━━━━━ Input material

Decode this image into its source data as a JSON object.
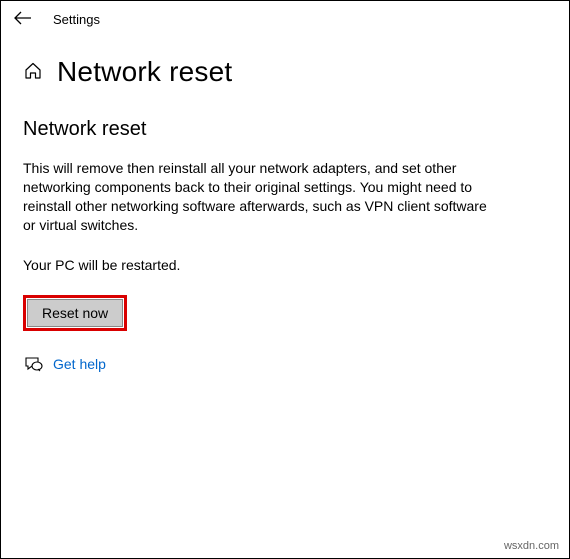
{
  "header": {
    "app_title": "Settings"
  },
  "title": {
    "page_title": "Network reset"
  },
  "content": {
    "section_heading": "Network reset",
    "description": "This will remove then reinstall all your network adapters, and set other networking components back to their original settings. You might need to reinstall other networking software afterwards, such as VPN client software or virtual switches.",
    "restart_note": "Your PC will be restarted.",
    "reset_button_label": "Reset now",
    "help_link_label": "Get help"
  },
  "watermark": "wsxdn.com"
}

━━━━━━━━━━

### Requirements
All of the entries above should be duplicated exactly, except for the pictures.

### Right answer
Decode this image into its source data as a JSON object.
{
  "header": {
    "app_title": "Settings"
  },
  "title": {
    "page_title": "Network reset"
  },
  "content": {
    "section_heading": "Network reset",
    "description": "This will remove then reinstall all your network adapters, and set other networking components back to their original settings. You might need to reinstall other networking software afterwards, such as VPN client software or virtual switches.",
    "restart_note": "Your PC will be restarted.",
    "reset_button_label": "Reset now",
    "help_link_label": "Get help"
  },
  "watermark": "wsxdn.com"
}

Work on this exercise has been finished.